_Extracted records:_
☆ ☆ ☆ ☆ ☆ ☆ ☆

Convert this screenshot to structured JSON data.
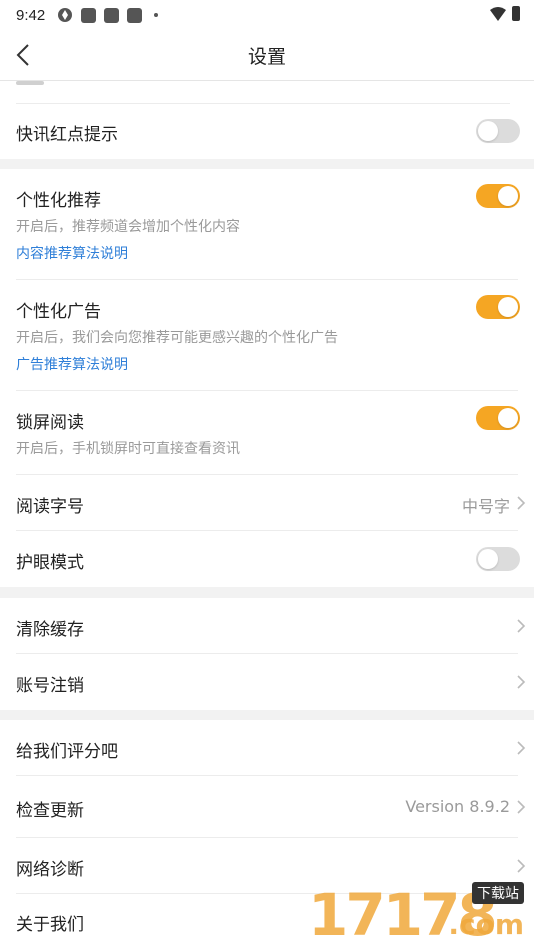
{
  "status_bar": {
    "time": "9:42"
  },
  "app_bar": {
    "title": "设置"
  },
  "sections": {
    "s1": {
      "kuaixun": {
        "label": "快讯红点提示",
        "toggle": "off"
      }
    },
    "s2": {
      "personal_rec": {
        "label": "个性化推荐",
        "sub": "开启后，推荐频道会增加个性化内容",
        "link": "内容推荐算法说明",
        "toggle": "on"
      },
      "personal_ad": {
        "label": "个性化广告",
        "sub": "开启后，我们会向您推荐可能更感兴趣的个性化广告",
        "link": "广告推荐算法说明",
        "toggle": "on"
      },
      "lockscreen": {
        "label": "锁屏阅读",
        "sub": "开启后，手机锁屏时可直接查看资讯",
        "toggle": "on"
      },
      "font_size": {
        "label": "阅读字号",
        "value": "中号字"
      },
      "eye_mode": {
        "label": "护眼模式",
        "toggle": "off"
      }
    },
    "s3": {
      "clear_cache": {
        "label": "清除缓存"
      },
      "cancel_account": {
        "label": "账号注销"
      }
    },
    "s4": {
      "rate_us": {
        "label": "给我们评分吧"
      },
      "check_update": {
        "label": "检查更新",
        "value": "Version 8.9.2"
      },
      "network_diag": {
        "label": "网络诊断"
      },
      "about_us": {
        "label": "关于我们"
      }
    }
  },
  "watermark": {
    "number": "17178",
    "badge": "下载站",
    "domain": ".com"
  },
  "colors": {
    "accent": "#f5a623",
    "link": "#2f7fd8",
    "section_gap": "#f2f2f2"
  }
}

☆ ☆ ☆ ☆ ☆ ☆ ☆

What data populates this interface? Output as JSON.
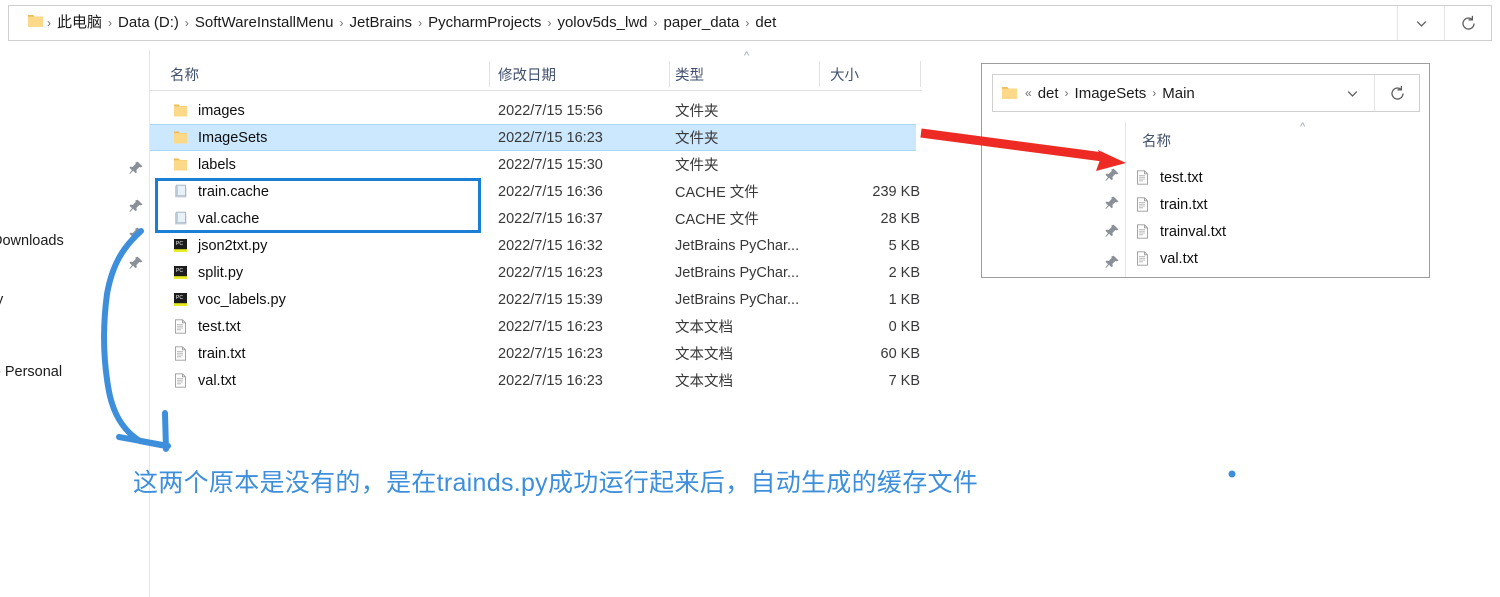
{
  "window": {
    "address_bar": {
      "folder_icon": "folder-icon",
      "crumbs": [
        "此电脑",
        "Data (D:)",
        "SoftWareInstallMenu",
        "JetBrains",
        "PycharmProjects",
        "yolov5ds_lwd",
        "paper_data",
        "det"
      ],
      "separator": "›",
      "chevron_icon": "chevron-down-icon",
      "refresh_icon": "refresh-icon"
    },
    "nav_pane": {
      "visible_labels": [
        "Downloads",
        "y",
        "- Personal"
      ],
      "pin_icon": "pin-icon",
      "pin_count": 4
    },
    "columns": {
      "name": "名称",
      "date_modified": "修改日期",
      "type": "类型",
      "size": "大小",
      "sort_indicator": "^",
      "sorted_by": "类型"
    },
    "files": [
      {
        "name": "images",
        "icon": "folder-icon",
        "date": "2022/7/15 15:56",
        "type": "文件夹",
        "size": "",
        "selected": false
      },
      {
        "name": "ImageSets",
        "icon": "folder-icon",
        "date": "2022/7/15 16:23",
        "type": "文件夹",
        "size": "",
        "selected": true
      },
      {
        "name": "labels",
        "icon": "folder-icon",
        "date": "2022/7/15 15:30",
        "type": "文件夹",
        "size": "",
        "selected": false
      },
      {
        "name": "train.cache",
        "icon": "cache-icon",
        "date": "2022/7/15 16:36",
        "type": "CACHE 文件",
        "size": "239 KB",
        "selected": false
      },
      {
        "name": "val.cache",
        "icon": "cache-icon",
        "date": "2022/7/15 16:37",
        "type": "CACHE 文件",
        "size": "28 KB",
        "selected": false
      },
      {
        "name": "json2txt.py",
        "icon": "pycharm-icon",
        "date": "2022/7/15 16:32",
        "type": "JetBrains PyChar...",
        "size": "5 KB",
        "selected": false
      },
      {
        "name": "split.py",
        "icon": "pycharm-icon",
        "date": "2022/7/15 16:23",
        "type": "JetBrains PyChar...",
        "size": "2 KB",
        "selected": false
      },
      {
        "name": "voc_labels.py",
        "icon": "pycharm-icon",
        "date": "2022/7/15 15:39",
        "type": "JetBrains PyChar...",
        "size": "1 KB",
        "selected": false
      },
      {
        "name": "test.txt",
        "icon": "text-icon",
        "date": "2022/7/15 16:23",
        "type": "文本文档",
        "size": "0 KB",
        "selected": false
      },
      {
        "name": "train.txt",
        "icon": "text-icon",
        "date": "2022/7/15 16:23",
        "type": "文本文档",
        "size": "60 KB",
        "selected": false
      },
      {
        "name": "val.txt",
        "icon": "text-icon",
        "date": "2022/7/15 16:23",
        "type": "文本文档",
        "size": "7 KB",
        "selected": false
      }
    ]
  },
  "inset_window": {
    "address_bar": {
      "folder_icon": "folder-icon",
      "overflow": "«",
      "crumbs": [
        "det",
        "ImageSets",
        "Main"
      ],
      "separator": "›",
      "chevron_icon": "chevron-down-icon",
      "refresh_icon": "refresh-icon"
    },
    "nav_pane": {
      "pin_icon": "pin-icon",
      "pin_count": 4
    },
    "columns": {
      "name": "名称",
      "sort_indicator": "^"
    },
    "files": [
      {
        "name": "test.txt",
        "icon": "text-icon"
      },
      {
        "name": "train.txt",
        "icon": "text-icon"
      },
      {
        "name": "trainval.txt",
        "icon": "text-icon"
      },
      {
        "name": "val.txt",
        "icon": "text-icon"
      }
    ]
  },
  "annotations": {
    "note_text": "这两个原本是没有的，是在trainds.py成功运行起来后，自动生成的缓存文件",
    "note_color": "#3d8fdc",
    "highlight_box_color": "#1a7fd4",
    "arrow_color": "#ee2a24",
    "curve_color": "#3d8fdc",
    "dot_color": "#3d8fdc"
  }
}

☆ ☆ ☆ ☆ ☆ ☆ ☆

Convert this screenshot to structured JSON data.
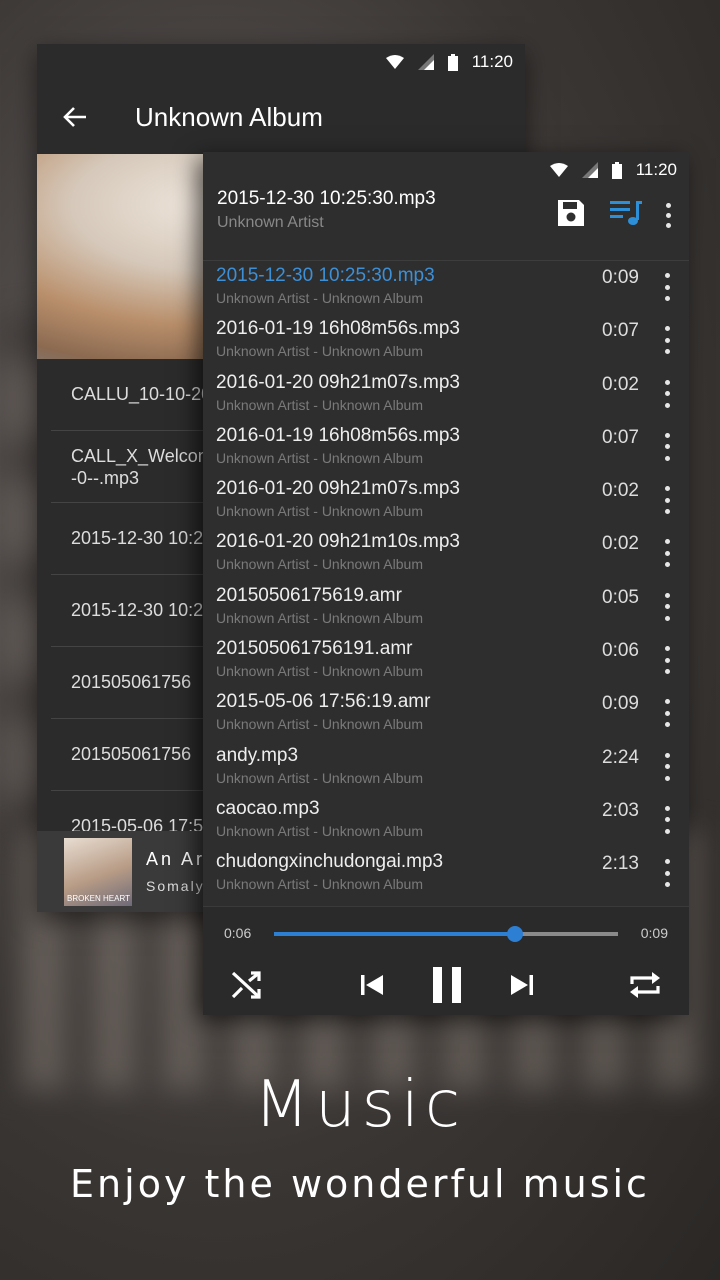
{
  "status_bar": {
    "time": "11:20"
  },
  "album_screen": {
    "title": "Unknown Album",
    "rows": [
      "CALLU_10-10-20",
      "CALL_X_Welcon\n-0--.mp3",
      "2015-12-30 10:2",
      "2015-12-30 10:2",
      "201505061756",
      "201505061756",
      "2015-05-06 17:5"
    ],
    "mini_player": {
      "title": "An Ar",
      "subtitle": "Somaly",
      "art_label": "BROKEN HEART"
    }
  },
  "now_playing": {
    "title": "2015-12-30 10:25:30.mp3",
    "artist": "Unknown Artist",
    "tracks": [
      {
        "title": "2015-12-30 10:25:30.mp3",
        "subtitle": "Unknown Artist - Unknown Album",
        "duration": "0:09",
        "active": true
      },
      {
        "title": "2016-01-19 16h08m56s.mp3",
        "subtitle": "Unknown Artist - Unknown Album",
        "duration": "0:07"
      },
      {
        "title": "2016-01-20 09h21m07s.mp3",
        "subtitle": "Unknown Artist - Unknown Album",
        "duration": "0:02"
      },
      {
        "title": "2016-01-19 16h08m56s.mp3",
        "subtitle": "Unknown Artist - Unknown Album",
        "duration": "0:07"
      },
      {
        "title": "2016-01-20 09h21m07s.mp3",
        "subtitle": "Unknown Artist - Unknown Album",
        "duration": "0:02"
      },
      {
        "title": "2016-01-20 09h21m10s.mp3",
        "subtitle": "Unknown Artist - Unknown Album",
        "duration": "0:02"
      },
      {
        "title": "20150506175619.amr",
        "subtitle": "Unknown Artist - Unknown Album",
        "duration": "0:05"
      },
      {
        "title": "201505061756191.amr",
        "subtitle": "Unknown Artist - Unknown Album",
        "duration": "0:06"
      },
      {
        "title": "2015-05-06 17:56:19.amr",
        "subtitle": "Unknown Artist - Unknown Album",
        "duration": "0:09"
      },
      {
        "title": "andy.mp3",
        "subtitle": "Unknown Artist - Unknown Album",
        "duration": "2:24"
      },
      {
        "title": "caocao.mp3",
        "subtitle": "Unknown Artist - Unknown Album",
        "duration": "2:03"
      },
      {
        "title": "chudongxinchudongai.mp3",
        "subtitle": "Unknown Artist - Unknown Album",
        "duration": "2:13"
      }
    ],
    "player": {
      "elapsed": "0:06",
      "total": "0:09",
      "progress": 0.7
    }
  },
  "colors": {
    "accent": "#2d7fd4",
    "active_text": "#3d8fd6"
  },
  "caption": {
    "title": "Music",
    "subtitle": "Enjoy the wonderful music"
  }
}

☆ ☆ ☆ ☆ ☆ ☆ ☆

_THE TASK:_
Pull every line containing "link" out of the records.

_OUTPUT BELOW:_
        "link": "内容推荐算法说明",
        "link": "广告推荐算法说明",
    "link": "#2f7fd8",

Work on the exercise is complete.